### JOB:
Please output every line of the data below as a JSON list of strings, one string per line, with blank lines omitted. Leave the pictures out of the answer.

Layout annotation data:
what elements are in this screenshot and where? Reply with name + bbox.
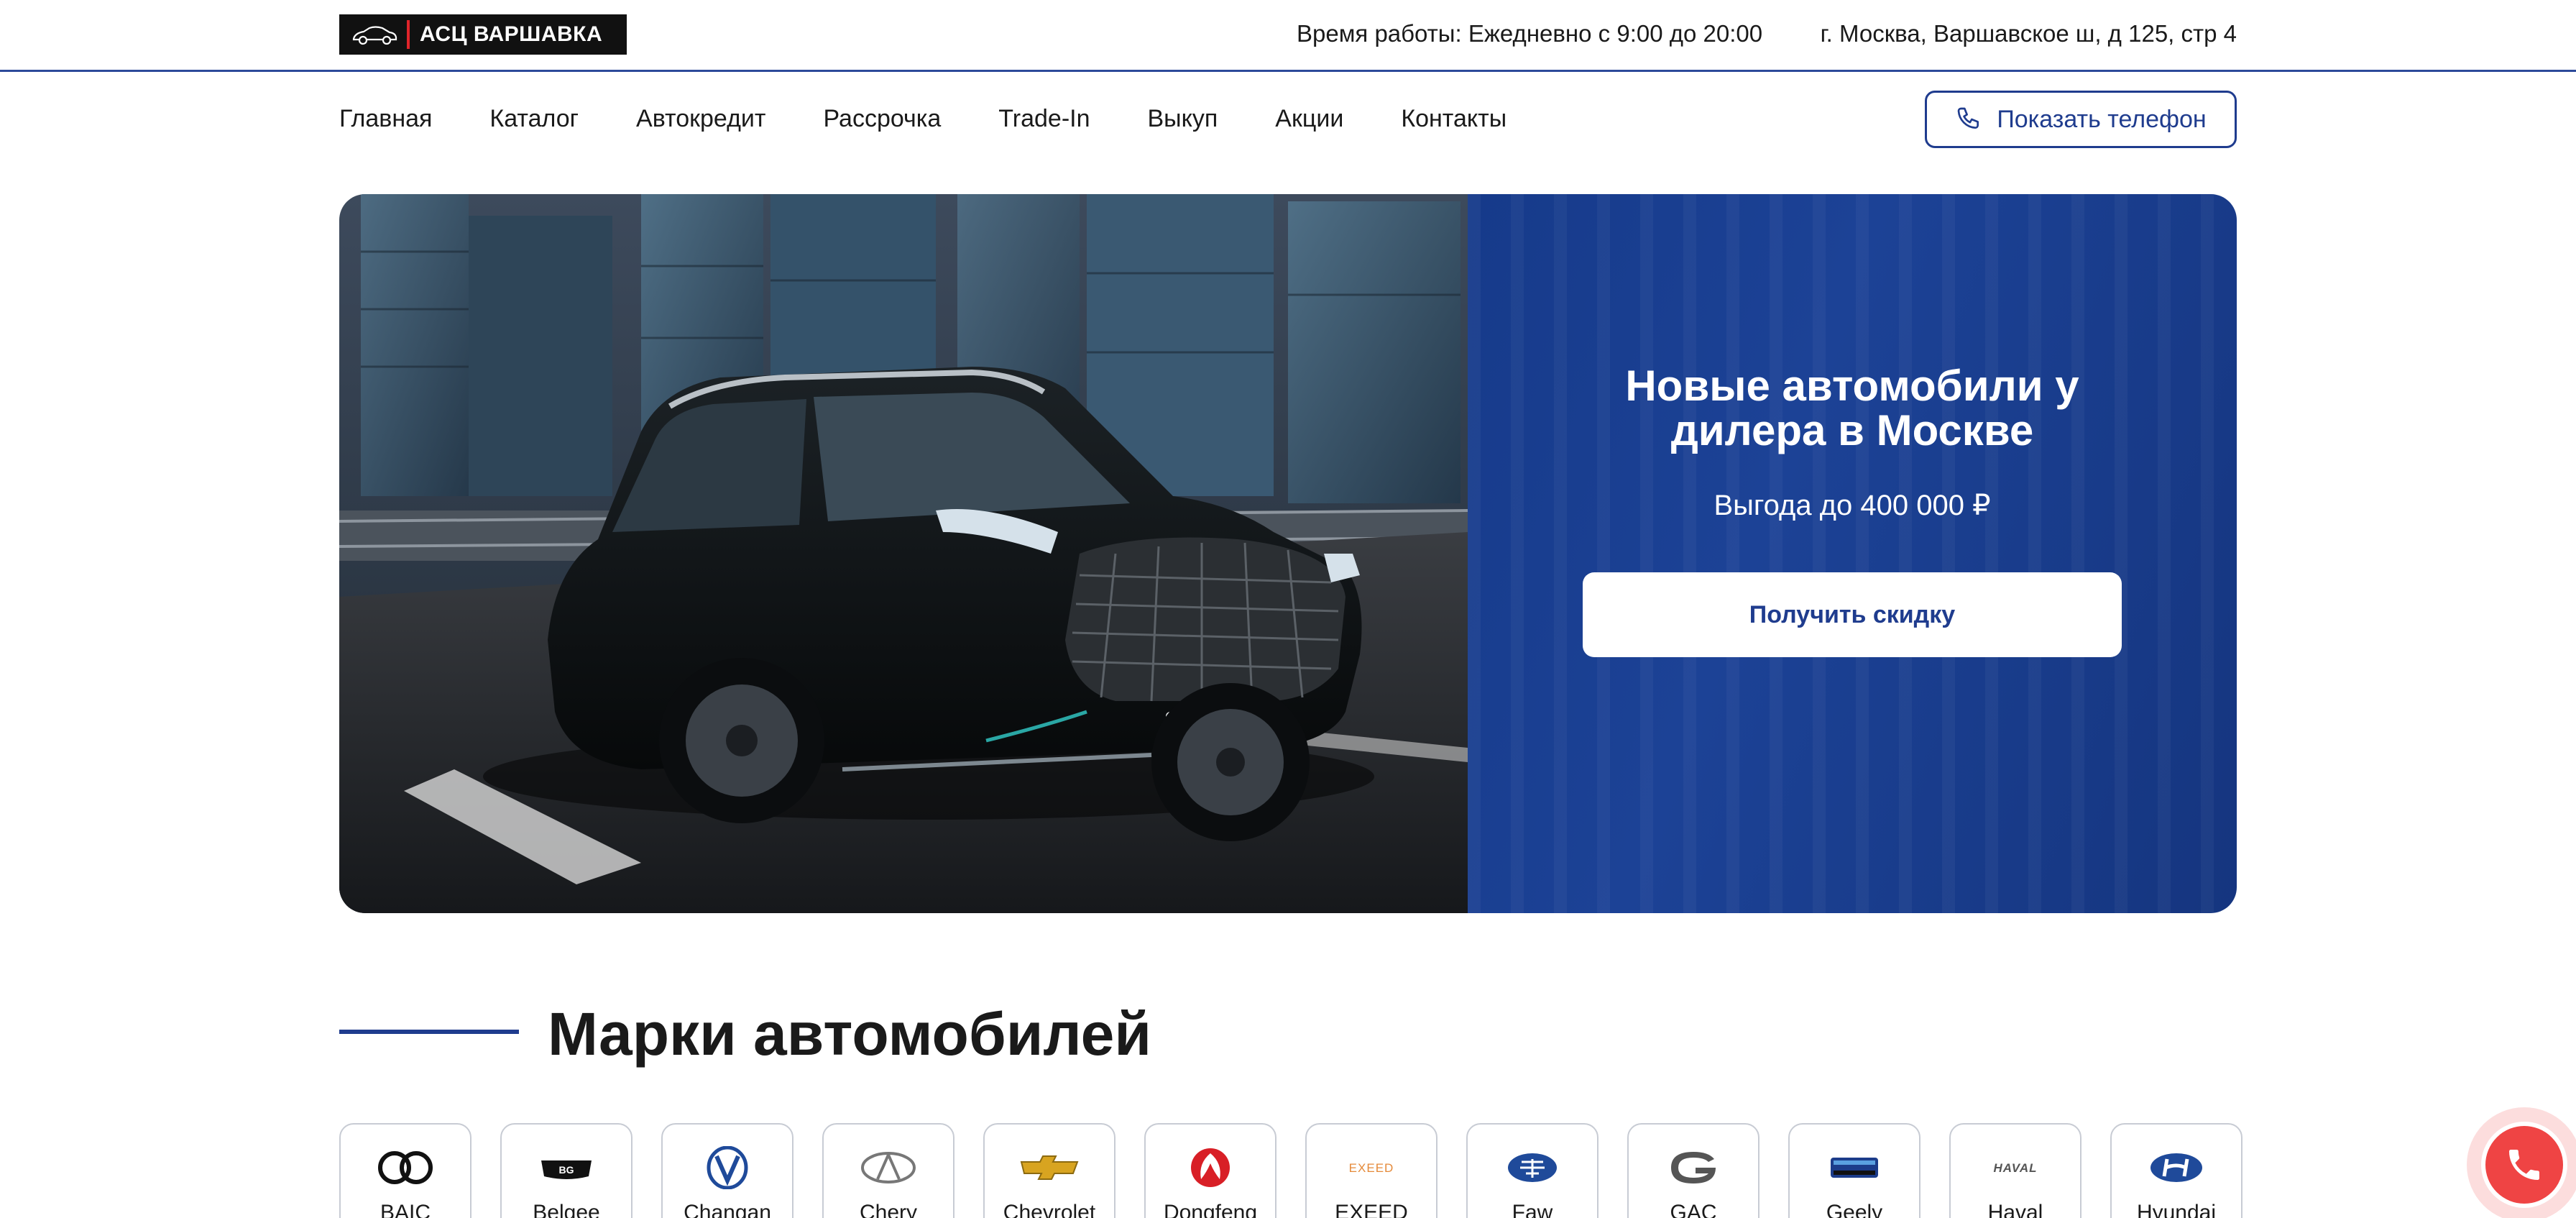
brand-card-gac[interactable]: GAC [1627, 1123, 1760, 1218]
gac-logo-icon [1671, 1152, 1716, 1183]
brand-card-chery[interactable]: Chery [822, 1123, 954, 1218]
work-hours: Время работы: Ежедневно с 9:00 до 20:00 [1297, 20, 1763, 47]
show-phone-button[interactable]: Показать телефон [1925, 91, 2237, 148]
show-phone-label: Показать телефон [1997, 105, 2207, 133]
brand-name: Belgee [533, 1201, 600, 1218]
brand-card-dongfeng[interactable]: Dongfeng [1144, 1123, 1276, 1218]
site-logo[interactable]: АСЦ ВАРШАВКА [339, 14, 627, 55]
phone-icon [1957, 107, 1979, 129]
nav-item-trade-in[interactable]: Trade-In [998, 105, 1090, 133]
logo-separator [407, 20, 410, 49]
svg-text:HAVAL: HAVAL [1993, 1161, 2037, 1175]
brand-name: Chevrolet [1003, 1201, 1096, 1218]
nav-item-home[interactable]: Главная [339, 105, 432, 133]
address: г. Москва, Варшавское ш, д 125, стр 4 [1820, 20, 2237, 47]
main-nav: Главная Каталог Автокредит Рассрочка Tra… [339, 105, 1506, 133]
brand-card-belgee[interactable]: BG Belgee [500, 1123, 632, 1218]
faw-logo-icon [1508, 1153, 1557, 1182]
brands-list: BAIC BG Belgee Changan Chery Chevrolet D… [339, 1123, 2242, 1218]
brand-card-faw[interactable]: Faw [1466, 1123, 1598, 1218]
hero-subtitle: Выгода до 400 000 ₽ [1714, 490, 1991, 521]
geely-logo-icon [1831, 1158, 1878, 1178]
brand-name: Hyundai [2136, 1201, 2217, 1218]
changan-logo-icon [707, 1146, 748, 1189]
floating-call-button[interactable] [2467, 1107, 2576, 1218]
brand-card-baic[interactable]: BAIC [339, 1123, 472, 1218]
baic-logo-icon [378, 1151, 433, 1184]
brand-card-geely[interactable]: Geely [1788, 1123, 1920, 1218]
nav-item-contacts[interactable]: Контакты [1401, 105, 1506, 133]
hero-car-image [339, 194, 1468, 913]
nav-item-catalog[interactable]: Каталог [489, 105, 579, 133]
nav-item-promotions[interactable]: Акции [1275, 105, 1343, 133]
logo-text: АСЦ ВАРШАВКА [420, 22, 603, 46]
brand-name: BAIC [380, 1201, 431, 1218]
call-icon [2509, 1150, 2539, 1180]
brand-name: EXEED [1335, 1201, 1408, 1218]
section-accent-line [339, 1030, 519, 1034]
hero-title: Новые автомобили у дилера в Москве [1625, 362, 2079, 454]
brand-name: Changan [684, 1201, 771, 1218]
brand-card-haval[interactable]: HAVAL Haval [1949, 1123, 2082, 1218]
nav-item-installment[interactable]: Рассрочка [823, 105, 941, 133]
brands-section-title: Марки автомобилей [548, 1000, 1151, 1068]
brand-card-changan[interactable]: Changan [661, 1123, 794, 1218]
car-logo-icon [352, 26, 397, 45]
svg-text:BG: BG [559, 1164, 574, 1176]
brand-name: Chery [859, 1201, 918, 1218]
nav-item-autocredit[interactable]: Автокредит [636, 105, 765, 133]
brand-card-exeed[interactable]: EXEED EXEED [1305, 1123, 1438, 1218]
brand-name: Geely [1826, 1201, 1883, 1218]
hero-banner: Новые автомобили у дилера в Москве Выгод… [339, 194, 2237, 913]
hyundai-logo-icon [2150, 1153, 2202, 1182]
hero-promo-panel: Новые автомобили у дилера в Москве Выгод… [1468, 194, 2237, 913]
call-button-circle[interactable] [2481, 1122, 2567, 1208]
top-bar: АСЦ ВАРШАВКА Время работы: Ежедневно с 9… [0, 0, 2576, 72]
brand-name: Faw [1512, 1201, 1553, 1218]
brand-name: GAC [1670, 1201, 1717, 1218]
svg-text:EXEED: EXEED [1349, 1161, 1394, 1175]
brand-card-chevrolet[interactable]: Chevrolet [983, 1123, 1116, 1218]
brand-card-hyundai[interactable]: Hyundai [2110, 1123, 2242, 1218]
haval-logo-icon: HAVAL [1993, 1161, 2037, 1175]
dongfeng-logo-icon [1191, 1148, 1230, 1187]
chery-logo-icon [861, 1152, 916, 1183]
brand-name: Dongfeng [1163, 1201, 1258, 1218]
background-streaks [1468, 194, 2237, 913]
belgee-logo-icon: BG [541, 1160, 592, 1179]
get-discount-button[interactable]: Получить скидку [1583, 572, 2122, 657]
nav-item-buyout[interactable]: Выкуп [1148, 105, 1218, 133]
exeed-logo-icon: EXEED [1349, 1161, 1394, 1175]
chevrolet-logo-icon [1020, 1155, 1079, 1180]
brand-name: Haval [1987, 1201, 2043, 1218]
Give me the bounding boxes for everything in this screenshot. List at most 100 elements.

### OUTPUT OF THE EXERCISE:
[
  "what elements are in this screenshot and where? Reply with name + bbox.",
  "brand-card-gac[interactable]: GAC [1627, 1123, 1760, 1218]",
  "gac-logo-icon [1671, 1152, 1716, 1183]",
  "brand-card-chery[interactable]: Chery [822, 1123, 954, 1218]",
  "work-hours: Время работы: Ежедневно с 9:00 до 20:00 [1297, 20, 1763, 47]",
  "show-phone-button[interactable]: Показать телефон [1925, 91, 2237, 148]",
  "show-phone-label: Показать телефон [1997, 105, 2207, 133]",
  "brand-name: Belgee [533, 1201, 600, 1218]",
  "brand-card-dongfeng[interactable]: Dongfeng [1144, 1123, 1276, 1218]",
  "site-logo[interactable]: АСЦ ВАРШАВКА [339, 14, 627, 55]",
  "phone-icon [1957, 107, 1979, 129]",
  "nav-item-trade-in[interactable]: Trade-In [998, 105, 1090, 133]",
  "logo-separator [407, 20, 410, 49]",
  "svg-text:HAVAL: HAVAL [1993, 1161, 2037, 1175]",
  "brand-name: Chevrolet [1003, 1201, 1096, 1218]",
  "nav-item-home[interactable]: Главная [339, 105, 432, 133]",
  "address: г. Москва, Варшавское ш, д 125, стр 4 [1820, 20, 2237, 47]",
  "main-nav: Главная Каталог Автокредит Рассрочка Tra… [339, 105, 1506, 133]",
  "brand-card-belgee[interactable]: BG Belgee [500, 1123, 632, 1218]",
  "faw-logo-icon [1508, 1153, 1557, 1182]",
  "brands-list: BAIC BG Belgee Changan Chery Chevrolet D… [339, 1123, 2242, 1218]",
  "brand-card-faw[interactable]: Faw [1466, 1123, 1598, 1218]",
  "hero-subtitle: Выгода до 400 000 ₽ [1714, 490, 1991, 521]",
  "geely-logo-icon [1831, 1158, 1878, 1178]",
  "brand-name: Hyundai [2136, 1201, 2217, 1218]",
  "changan-logo-icon [707, 1146, 748, 1189]",
  "floating-call-button[interactable] [2467, 1107, 2576, 1218]",
  "brand-card-baic[interactable]: BAIC [339, 1123, 472, 1218]",
  "baic-logo-icon [378, 1151, 433, 1184]",
  "brand-card-geely[interactable]: Geely [1788, 1123, 1920, 1218]",
  "nav-item-contacts[interactable]: Контакты [1401, 105, 1506, 133]",
  "hero-car-image [339, 194, 1468, 913]",
  "nav-item-catalog[interactable]: Каталог [489, 105, 579, 133]",
  "nav-item-promotions[interactable]: Акции [1275, 105, 1343, 133]",
  "logo-text: АСЦ ВАРШАВКА [420, 22, 603, 46]",
  "brand-name: BAIC [380, 1201, 431, 1218]",
  "call-icon [2509, 1150, 2539, 1180]",
  "brand-name: EXEED [1335, 1201, 1408, 1218]",
  "section-accent-line [339, 1030, 519, 1034]",
  "hero-title: Новые автомобили у дилера в Москве [1625, 362, 2079, 454]",
  "brand-name: Changan [684, 1201, 771, 1218]",
  "brand-card-haval[interactable]: HAVAL Haval [1949, 1123, 2082, 1218]",
  "nav-item-installment[interactable]: Рассрочка [823, 105, 941, 133]",
  "brands-section-title: Марки автомобилей [548, 1000, 1151, 1068]",
  "brand-card-changan[interactable]: Changan [661, 1123, 794, 1218]",
  "car-logo-icon [352, 26, 397, 45]",
  "svg-text:BG: BG [559, 1164, 574, 1176]",
  "brand-name: Chery [859, 1201, 918, 1218]",
  "nav-item-autocredit[interactable]: Автокредит [636, 105, 765, 133]",
  "brand-card-exeed[interactable]: EXEED EXEED [1305, 1123, 1438, 1218]",
  "brand-name: Geely [1826, 1201, 1883, 1218]",
  "hero-banner: Новые автомобили у дилера в Москве Выгод… [339, 194, 2237, 913]",
  "hyundai-logo-icon [2150, 1153, 2202, 1182]",
  "hero-promo-panel: Новые автомобили у дилера в Москве Выгод… [1468, 194, 2237, 913]",
  "call-button-circle[interactable] [2481, 1122, 2567, 1208]",
  "top-bar: АСЦ ВАРШАВКА Время работы: Ежедневно с 9… [0, 0, 2576, 72]",
  "brand-name: Faw [1512, 1201, 1553, 1218]",
  "brand-name: GAC [1670, 1201, 1717, 1218]",
  "svg-text:EXEED: EXEED [1349, 1161, 1394, 1175]",
  "brand-card-chevrolet[interactable]: Chevrolet [983, 1123, 1116, 1218]",
  "brand-card-hyundai[interactable]: Hyundai [2110, 1123, 2242, 1218]",
  "haval-logo-icon: HAVAL [1993, 1161, 2037, 1175]",
  "dongfeng-logo-icon [1191, 1148, 1230, 1187]",
  "chery-logo-icon [861, 1152, 916, 1183]",
  "brand-name: Dongfeng [1163, 1201, 1258, 1218]",
  "background-streaks [1468, 194, 2237, 913]",
  "belgee-logo-icon: BG [541, 1160, 592, 1179]",
  "get-discount-button[interactable]: Получить скидку [1583, 572, 2122, 657]",
  "nav-item-buyout[interactable]: Выкуп [1148, 105, 1218, 133]",
  "exeed-logo-icon: EXEED [1349, 1161, 1394, 1175]",
  "chevrolet-logo-icon [1020, 1155, 1079, 1180]",
  "brand-name: Haval [1987, 1201, 2043, 1218]",
  "Give me the bounding boxes for everything in this screenshot. List at most 100 elements."
]